DATASET ROWS >>

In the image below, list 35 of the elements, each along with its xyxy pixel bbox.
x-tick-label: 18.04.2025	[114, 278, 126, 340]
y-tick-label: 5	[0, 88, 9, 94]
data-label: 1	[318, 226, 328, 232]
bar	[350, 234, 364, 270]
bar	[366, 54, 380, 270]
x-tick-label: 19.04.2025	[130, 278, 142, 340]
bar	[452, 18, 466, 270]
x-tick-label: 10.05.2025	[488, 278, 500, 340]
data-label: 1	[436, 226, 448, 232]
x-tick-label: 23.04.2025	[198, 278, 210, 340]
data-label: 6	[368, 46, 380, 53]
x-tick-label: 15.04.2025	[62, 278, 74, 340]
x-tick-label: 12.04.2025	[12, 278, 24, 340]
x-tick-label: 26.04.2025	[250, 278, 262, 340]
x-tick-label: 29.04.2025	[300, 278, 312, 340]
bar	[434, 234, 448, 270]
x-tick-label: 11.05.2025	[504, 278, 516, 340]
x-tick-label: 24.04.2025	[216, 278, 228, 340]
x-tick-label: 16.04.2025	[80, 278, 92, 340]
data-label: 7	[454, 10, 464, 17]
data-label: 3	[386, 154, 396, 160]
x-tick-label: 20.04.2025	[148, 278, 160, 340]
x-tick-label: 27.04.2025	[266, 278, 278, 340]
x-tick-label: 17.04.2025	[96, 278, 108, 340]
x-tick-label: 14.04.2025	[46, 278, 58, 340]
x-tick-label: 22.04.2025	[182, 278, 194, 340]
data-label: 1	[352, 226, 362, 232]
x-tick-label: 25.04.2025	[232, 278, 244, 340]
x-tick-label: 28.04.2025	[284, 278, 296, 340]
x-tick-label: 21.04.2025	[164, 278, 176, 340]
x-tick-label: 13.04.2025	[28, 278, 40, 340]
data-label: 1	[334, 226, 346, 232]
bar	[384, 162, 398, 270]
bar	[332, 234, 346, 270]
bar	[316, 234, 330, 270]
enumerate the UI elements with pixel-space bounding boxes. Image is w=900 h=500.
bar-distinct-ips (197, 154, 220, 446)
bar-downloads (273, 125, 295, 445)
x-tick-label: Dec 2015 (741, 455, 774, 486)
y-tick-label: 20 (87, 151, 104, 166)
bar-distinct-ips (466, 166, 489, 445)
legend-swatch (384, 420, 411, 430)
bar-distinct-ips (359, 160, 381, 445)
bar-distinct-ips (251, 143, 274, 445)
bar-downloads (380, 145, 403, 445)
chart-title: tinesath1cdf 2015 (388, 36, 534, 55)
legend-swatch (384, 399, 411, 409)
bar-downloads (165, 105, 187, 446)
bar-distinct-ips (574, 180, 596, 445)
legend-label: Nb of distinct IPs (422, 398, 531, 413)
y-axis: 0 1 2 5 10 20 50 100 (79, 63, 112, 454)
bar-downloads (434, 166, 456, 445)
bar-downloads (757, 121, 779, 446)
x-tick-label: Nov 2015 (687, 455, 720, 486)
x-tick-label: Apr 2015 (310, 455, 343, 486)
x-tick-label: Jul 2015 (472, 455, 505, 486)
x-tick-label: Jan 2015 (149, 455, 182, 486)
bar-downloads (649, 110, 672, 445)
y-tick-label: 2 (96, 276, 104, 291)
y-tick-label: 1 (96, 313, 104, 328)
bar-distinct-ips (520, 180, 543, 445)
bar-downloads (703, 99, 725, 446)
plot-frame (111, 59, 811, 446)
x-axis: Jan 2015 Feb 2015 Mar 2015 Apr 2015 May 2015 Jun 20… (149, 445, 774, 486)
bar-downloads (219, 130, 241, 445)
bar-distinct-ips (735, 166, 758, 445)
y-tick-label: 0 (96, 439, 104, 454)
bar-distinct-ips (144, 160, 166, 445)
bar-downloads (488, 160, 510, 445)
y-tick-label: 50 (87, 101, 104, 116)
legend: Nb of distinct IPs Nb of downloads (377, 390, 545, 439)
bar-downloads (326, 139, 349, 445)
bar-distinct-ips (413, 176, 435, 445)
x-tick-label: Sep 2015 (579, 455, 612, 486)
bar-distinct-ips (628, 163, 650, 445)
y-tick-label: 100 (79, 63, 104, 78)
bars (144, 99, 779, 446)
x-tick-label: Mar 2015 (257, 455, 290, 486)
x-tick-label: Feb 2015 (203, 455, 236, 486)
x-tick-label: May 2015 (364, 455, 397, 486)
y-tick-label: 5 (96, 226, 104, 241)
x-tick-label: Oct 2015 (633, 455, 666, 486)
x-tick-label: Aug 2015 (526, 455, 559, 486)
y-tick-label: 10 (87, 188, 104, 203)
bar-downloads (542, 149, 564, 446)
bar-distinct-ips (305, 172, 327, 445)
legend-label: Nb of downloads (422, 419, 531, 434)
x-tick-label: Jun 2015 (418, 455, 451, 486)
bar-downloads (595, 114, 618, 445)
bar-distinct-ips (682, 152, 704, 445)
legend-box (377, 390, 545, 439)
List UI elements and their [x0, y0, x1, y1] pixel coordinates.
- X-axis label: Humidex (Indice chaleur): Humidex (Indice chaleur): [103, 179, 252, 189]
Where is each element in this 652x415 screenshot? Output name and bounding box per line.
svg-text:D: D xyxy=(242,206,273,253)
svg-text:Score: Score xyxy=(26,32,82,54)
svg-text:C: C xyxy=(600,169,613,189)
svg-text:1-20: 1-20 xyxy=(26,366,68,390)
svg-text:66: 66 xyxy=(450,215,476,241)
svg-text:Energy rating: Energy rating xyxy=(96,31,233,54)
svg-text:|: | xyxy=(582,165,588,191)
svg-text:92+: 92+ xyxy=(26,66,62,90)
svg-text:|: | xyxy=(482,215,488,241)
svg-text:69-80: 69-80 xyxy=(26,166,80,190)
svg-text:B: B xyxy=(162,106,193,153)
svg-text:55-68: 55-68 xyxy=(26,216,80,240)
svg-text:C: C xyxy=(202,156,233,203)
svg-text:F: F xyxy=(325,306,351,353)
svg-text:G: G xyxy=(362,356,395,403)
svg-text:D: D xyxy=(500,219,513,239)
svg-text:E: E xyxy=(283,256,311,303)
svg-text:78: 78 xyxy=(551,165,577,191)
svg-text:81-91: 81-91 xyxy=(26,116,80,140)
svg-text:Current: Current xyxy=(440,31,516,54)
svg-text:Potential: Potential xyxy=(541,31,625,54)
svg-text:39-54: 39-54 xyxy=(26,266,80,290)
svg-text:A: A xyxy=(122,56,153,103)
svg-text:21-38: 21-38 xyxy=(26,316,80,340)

...

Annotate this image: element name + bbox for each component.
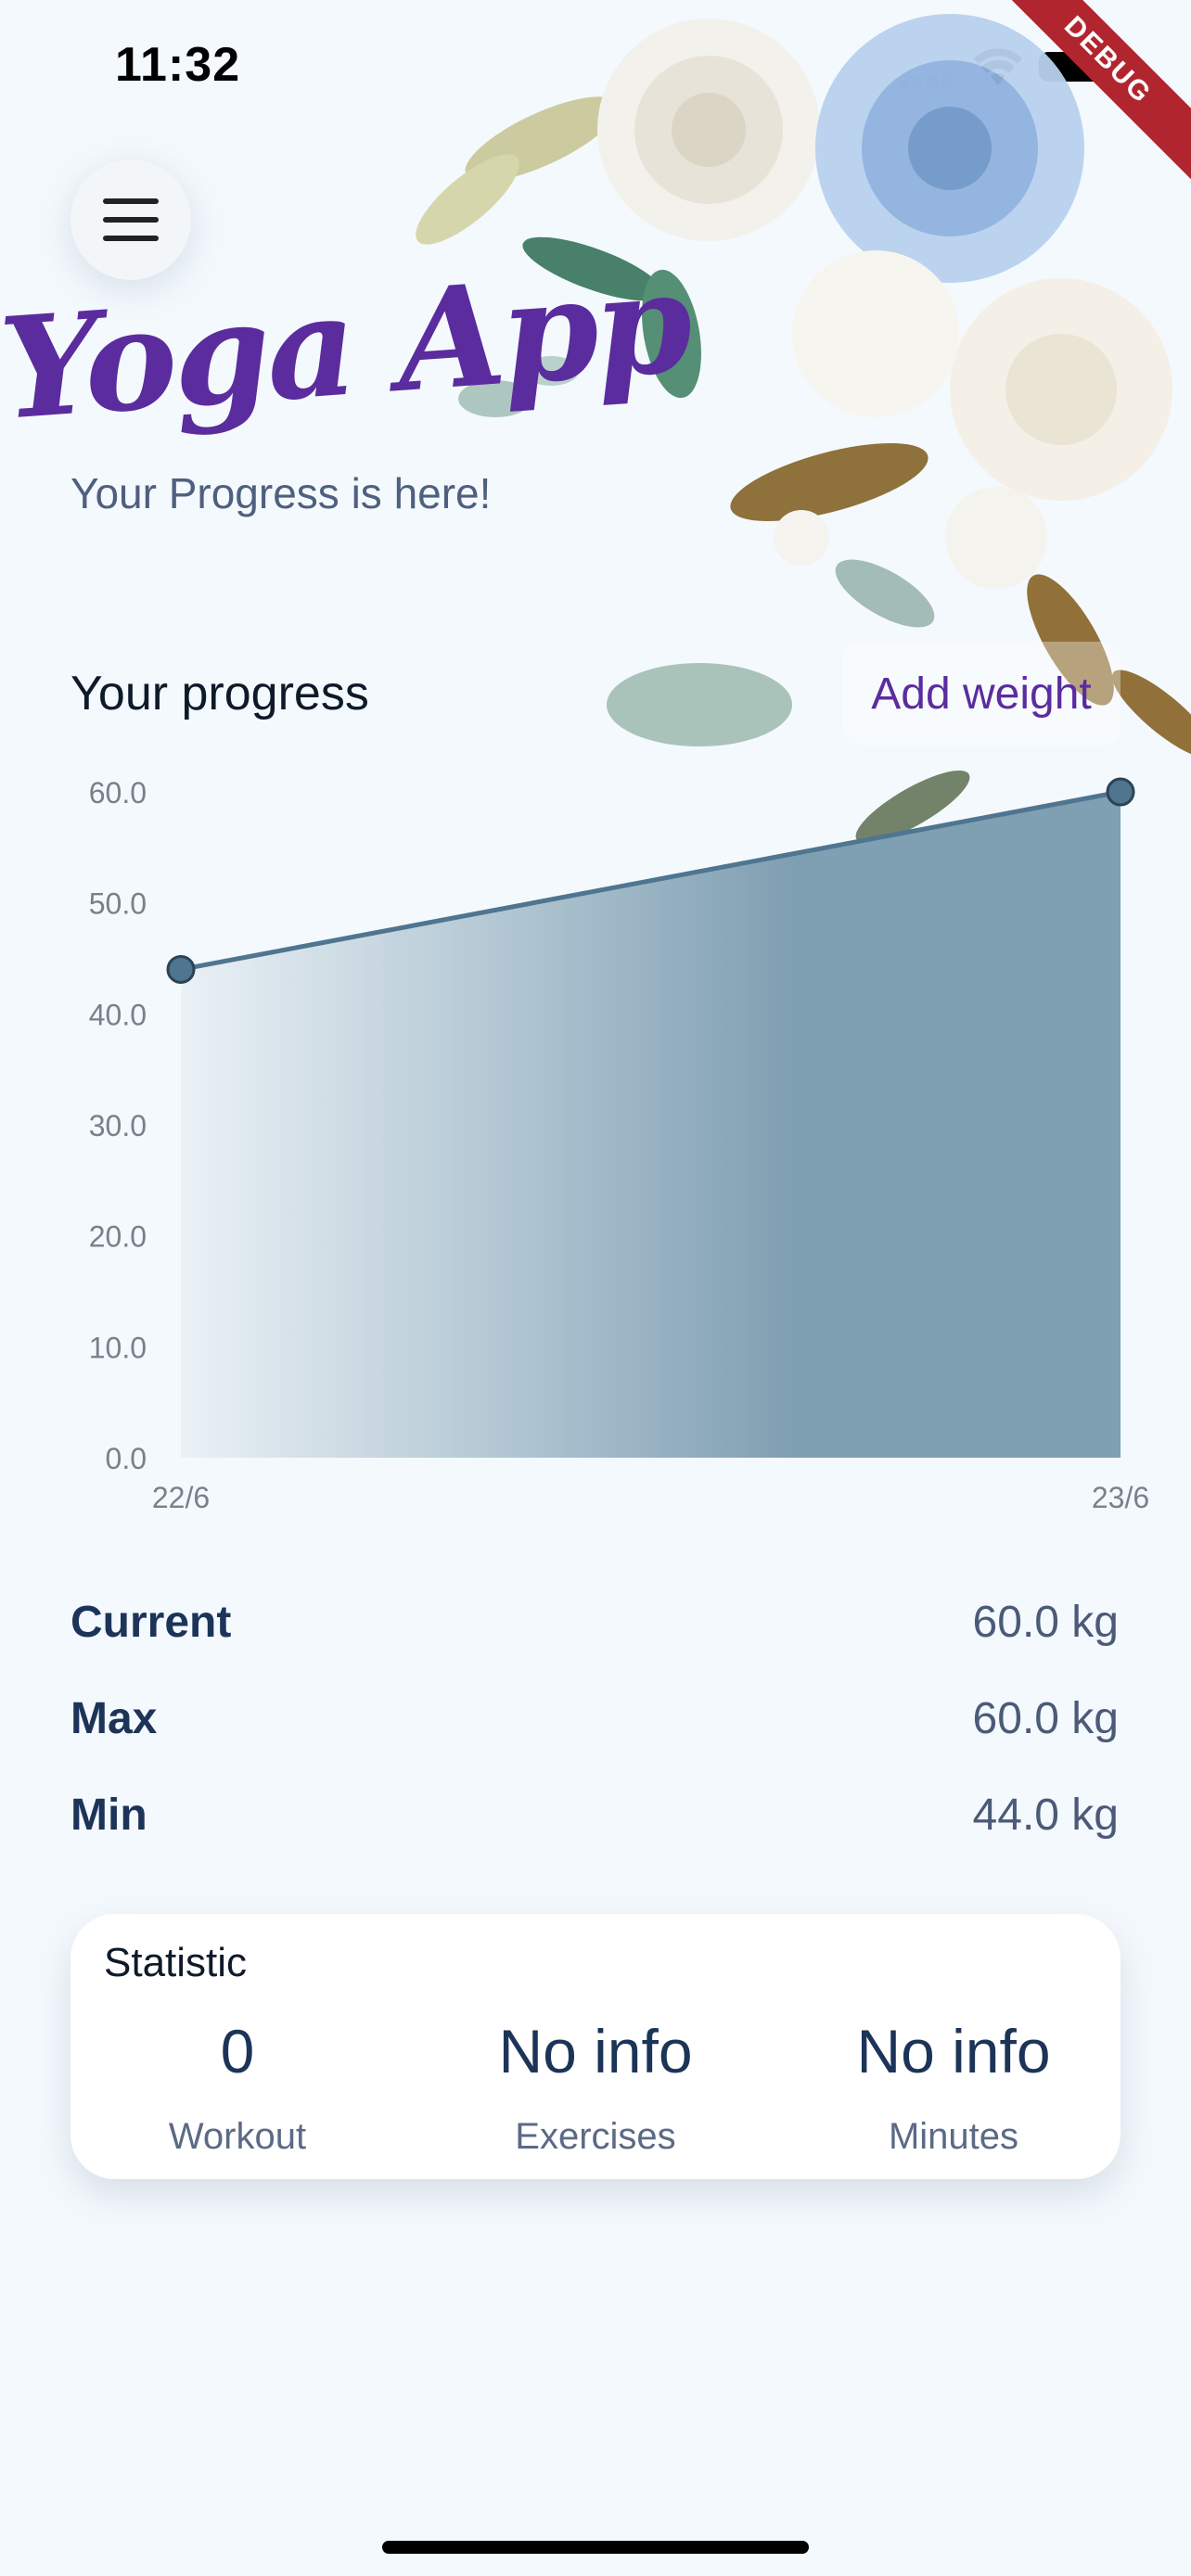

AIM >> Count the lines of the records that contain the string "bounding" and give only that number.

FULL RESPONSE >> 2